> Set task
Continue the operating results text below from the point where it stops, keeping to its style and format; the items that follow it are not part of that text.

> Page text

## start

Operating Results for the Fourth Quarter
Total revenues increased by 18.3% to $163.5 million,
compared to $138.1 million in the fourth quarter last year.
- Grills revenues increased 23.9% to $59.9 million, compared to
$48.3 million in the fourth quarter last year. The increase was
driven by higher unit volumes, partially offset by a decrease in
average selling price due to strategic pricing actions.
- Consumables revenues increased 0.5% to $24.6 million, compared
to $24.4 million in the fourth quarter last year. The increase was
driven by higher average selling prices of wood pellets as well as
higher volumes of food consumables, partially offset by lower
average selling prices of food consumables and lower volumes of
wood pellets.
- Accessories revenues increased 20.9% to $79.0 million, compared
to $65.4 million in the fourth quarter last year. This increase was
primarily driven by higher sales of MEATER smart thermometers as
well as growth of Traeger branded accessories.
North America revenues increased 12.8% in the fourth quarter
compared to the prior year. Rest of World revenues increased 59.2%
in the fourth quarter compared to the prior year.
Gross profit increased to $60.1 million, compared to
$47.6 million in the fourth quarter last year. Gross margin was
36.8% in the fourth quarter, inclusive of an impact of 100 basis
points related to the voluntary recall of the Flatrock Griddle in
the quarter. This compared to 34.5% in the same period last year or
34.9% excluding restructuring costs.2 The increase in gross margin
in the fourth quarter of 2023 was driven primarily by favorability
from freight and logistics costs.
Sales and marketing expenses were $32.8 million, compared
to $28.3 million in the fourth quarter last year. The increase was
driven primarily by higher variable costs.
General and administrative expenses were $25.9 million,
compared to $24.2 million in the fourth quarter last year. The
increase in general and administrative expense was driven primarily
by higher professional service fees, partially offset by lower
stock-based compensation expense.
Net loss was $24.0 million, or $0.19 per diluted share,
as compared to a net loss of $28.9 million, or $0.24 per diluted
share,1 in the fourth quarter last year.
Adjusted net loss was $9.5 million, or $0.08 per diluted
share as compared to adjusted net loss of $13.2 million, or $0.11
per diluted share in the fourth quarter last year.2
Adjusted EBITDA was $13.0 million compared to $7.1
million in the fourth quarter last year.2
Operating Results for the Full Year ended December 31,
2023
Total revenues decreased by 7.6% to $605.9 million,
compared to $655.9 million last year.
- Grills revenues decreased 15.8% to $299.3 million, compared to
$355.4 million last year. The decrease was driven primarily by
lower unit volume from retail destocking in the first half of
fiscal year 2023 as well as a decrease in average selling price due
to strategic pricing actions.
- Consumables revenues decreased 12.5% to $114.9 million,
compared to $131.3 million last year. The decrease was driven
primarily by a reduction in unit volume of wood pellets and food
consumables, as well as a reduction in average selling price of
food consumables.
- Accessories revenues increased 13.3% to $191.6 million,
compared to $169.1 million last year. This increase was primarily
driven by higher sales of MEATER smart thermometers.

## end

> Provided records
## start

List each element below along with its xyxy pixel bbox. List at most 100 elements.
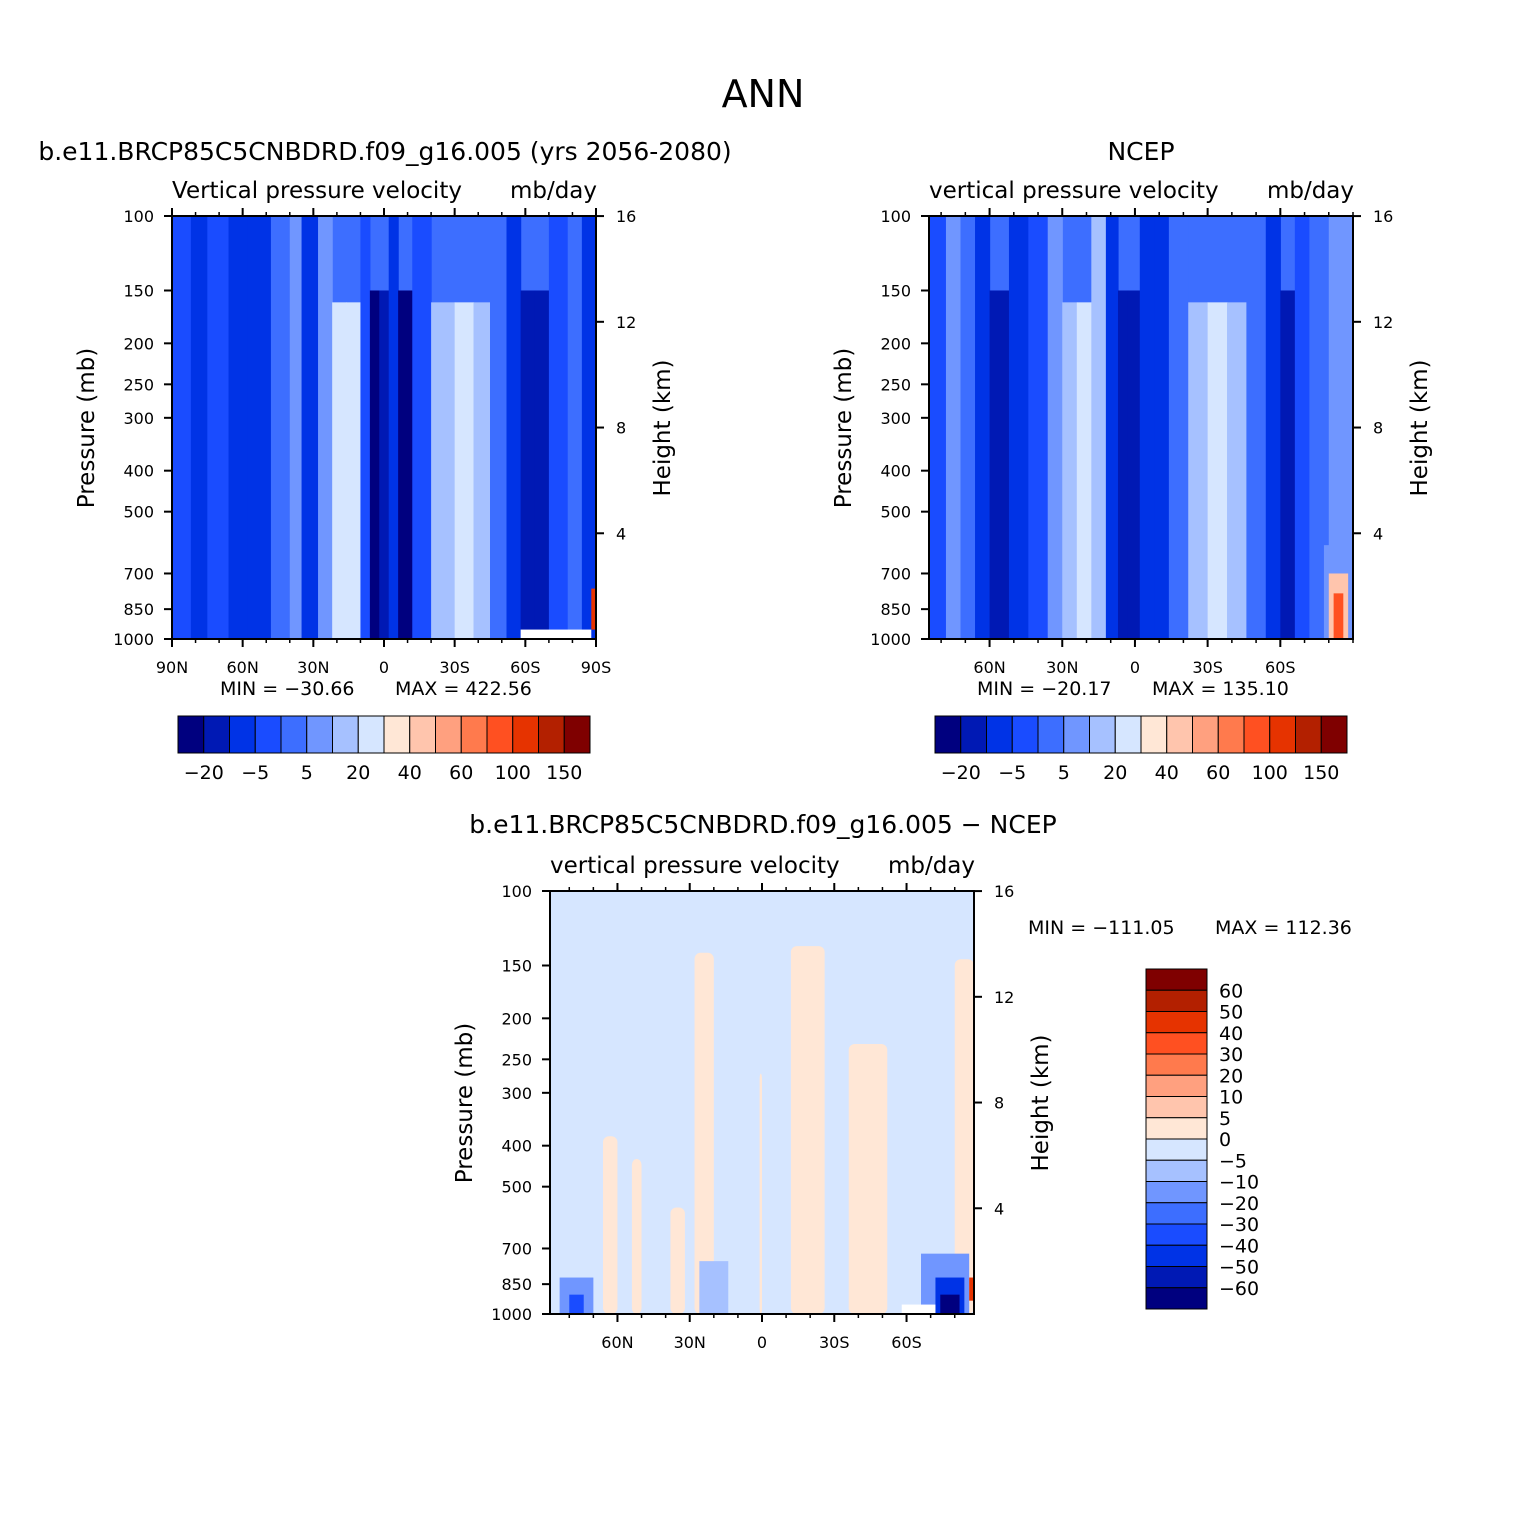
contour-band [989,290,1010,639]
panel-subtitle-left: vertical pressure velocity [550,853,840,879]
y-tick-label: 500 [501,1178,532,1197]
colorbar-box [1166,715,1193,754]
y-tick-label: 100 [501,882,532,901]
colorbar-box [280,715,308,754]
contour-band [318,216,333,639]
contour-band [969,1277,974,1301]
contour-band [960,216,976,639]
height-tick-label: 4 [1373,524,1383,543]
colorbar-box [1145,1096,1208,1119]
y-tick-label: 150 [123,281,154,300]
colorbar: −20 −5 5 20 40 60 100 150 [934,715,1348,784]
contour-band [172,216,192,639]
contour-band [1076,302,1092,639]
y-tick-label: 300 [501,1084,532,1103]
contour-band [954,959,974,1314]
colorbar-label: 30 [1219,1044,1243,1066]
contour-band [548,216,569,639]
max-label: MAX = 422.56 [395,678,532,700]
x-tick-label: 0 [757,1333,767,1352]
y-tick-label: 300 [880,409,911,428]
height-tick-label: 12 [616,313,636,332]
y-tick-label: 700 [501,1239,532,1258]
colorbar-box [1320,715,1348,754]
contour-band [603,1136,618,1314]
x-tick-label: 30N [297,658,329,677]
x-tick-label: 30S [1192,658,1223,677]
colorbar-label: 40 [1219,1023,1243,1045]
x-tick-label: 60N [227,658,259,677]
missing-data [901,1304,936,1314]
colorbar-label: −40 [1219,1235,1259,1257]
colorbar-box [1145,989,1208,1012]
contour-plot: 60N 30N 0 30S 60S 100 150 200 250 300 400 500 700 850… [870,207,1393,677]
contour-band [670,1207,685,1314]
colorbar-label: 20 [346,762,370,784]
contour-band [1294,216,1310,639]
height-tick-label: 4 [994,1199,1004,1218]
min-label: MIN = −111.05 [1028,917,1175,939]
contour-band [1154,216,1170,639]
colorbar-label: 40 [1155,762,1179,784]
colorbar-label: −20 [1219,1193,1259,1215]
contour-band [1246,216,1267,639]
y-tick-label: 500 [123,503,154,522]
colorbar-box [357,715,385,754]
colorbar-label: 40 [398,762,422,784]
colorbar-box [1145,1032,1208,1055]
contour-band [506,216,522,639]
colorbar-box [1145,1053,1208,1076]
colorbar-box [203,715,230,754]
y-tick-label: 400 [123,462,154,481]
contour-band [369,290,380,639]
colorbar-box [1145,1117,1208,1140]
colorbar-box [306,715,333,754]
colorbar-label: 150 [1303,762,1339,784]
contour-band [1309,216,1330,639]
height-tick-label: 16 [616,207,636,226]
colorbar-box [1192,715,1219,754]
y-tick-label: 250 [501,1050,532,1069]
x-tick-label: 60S [1265,658,1296,677]
colorbar-label: −20 [184,762,224,784]
max-label: MAX = 135.10 [1152,678,1289,700]
contour-band [940,1294,960,1314]
y-tick-label: 850 [880,600,911,619]
height-tick-label: 12 [994,988,1014,1007]
contour-band [1105,216,1119,639]
contour-band [360,216,371,639]
colorbar-label: 50 [1219,1002,1243,1024]
contour-band [398,290,413,639]
y-axis-right-label: Height (km) [1407,359,1433,496]
contour-band [759,1073,762,1314]
contour-band [591,588,596,630]
contour-band [1207,302,1228,639]
y-tick-label: 100 [123,207,154,226]
colorbar-box [960,715,987,754]
colorbar-box [1243,715,1271,754]
height-tick-label: 8 [994,1094,1004,1113]
x-tick-label: 0 [379,658,389,677]
y-tick-label: 700 [880,564,911,583]
contour-plot: 90N 60N 30N 0 30S 60S 90S 100 150 200 250 300 400 500… [113,207,636,677]
colorbar-box [1145,1202,1208,1225]
colorbar-box [1145,1074,1208,1097]
colorbar-label: 5 [1219,1108,1231,1130]
colorbar-box [177,715,205,754]
colorbar-box [1140,715,1168,754]
y-axis-label: Pressure (mb) [452,1023,478,1183]
colorbar-box [435,715,462,754]
page-title: ANN [722,72,805,116]
contour-band [1008,216,1029,639]
colorbar-box [1295,715,1322,754]
x-tick-label: 30N [674,1333,706,1352]
colorbar-box [1145,1266,1208,1289]
y-tick-label: 200 [880,334,911,353]
contour-band [207,216,230,639]
min-label: MIN = −20.17 [977,678,1112,700]
y-axis-right-label: Height (km) [1028,1034,1054,1171]
min-label: MIN = −30.66 [220,678,355,700]
x-tick-label: 60N [601,1333,633,1352]
contour-plot: 60N 30N 0 30S 60S 100 150 200 250 300 400 500 700 850… [491,882,1014,1352]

## end

> Reply
North America revenues decreased 10.4% compared to the prior
year. Rest of World revenues increased 21.6% compared to the prior
year.
Gross profit decreased to $223.6 million, compared to
$228.8 million last year. Gross profit margin was 36.9%, inclusive
of 30 basis points related to the voluntary recall of the Flatrock
Griddle in the fourth quarter. This compares to 34.9% last year or
35.2% excluding restructuring costs.2 The increase in gross margin
was driven primarily by favorability from freight and logistics,
partially offset by grill price changes.
Sales and marketing expenses were $108.7 million,
compared to $130.7 million last year. The decrease was primarily
due to a decrease in advertising costs, travel related expenses,
commissions and other employee expenses, and professional fees.
General and administrative (“G&A”) expenses were
$129.8 million, compared to $166.8 million last year. The decrease
in G&A expenses was driven primarily by the decrease in
stock-based compensation expense of $34.7 million.
Net loss was $84.4 million, or $0.68 per diluted share,
as compared to net loss of $382.1 million, or $3.19 per diluted
share,1 in the same period last year.
Adjusted net loss was $27.0 million, or $0.22 per diluted
share, as compared to adjusted net loss of $105.8 million, or $0.88
per diluted share in the same period last year.2
Adjusted EBITDA was $61.1 million compared to $41.5
million in the same period last year.2
Balance Sheet
Cash and cash equivalents at December 31, 2023 totaled
$29.9 million, compared to $39.1 million at December 31, 2022.
Inventory at December 31, 2023 was $96.2 million,
compared to $153.5 million at December 31, 2022. The decrease was
driven primarily by strategic inventory management.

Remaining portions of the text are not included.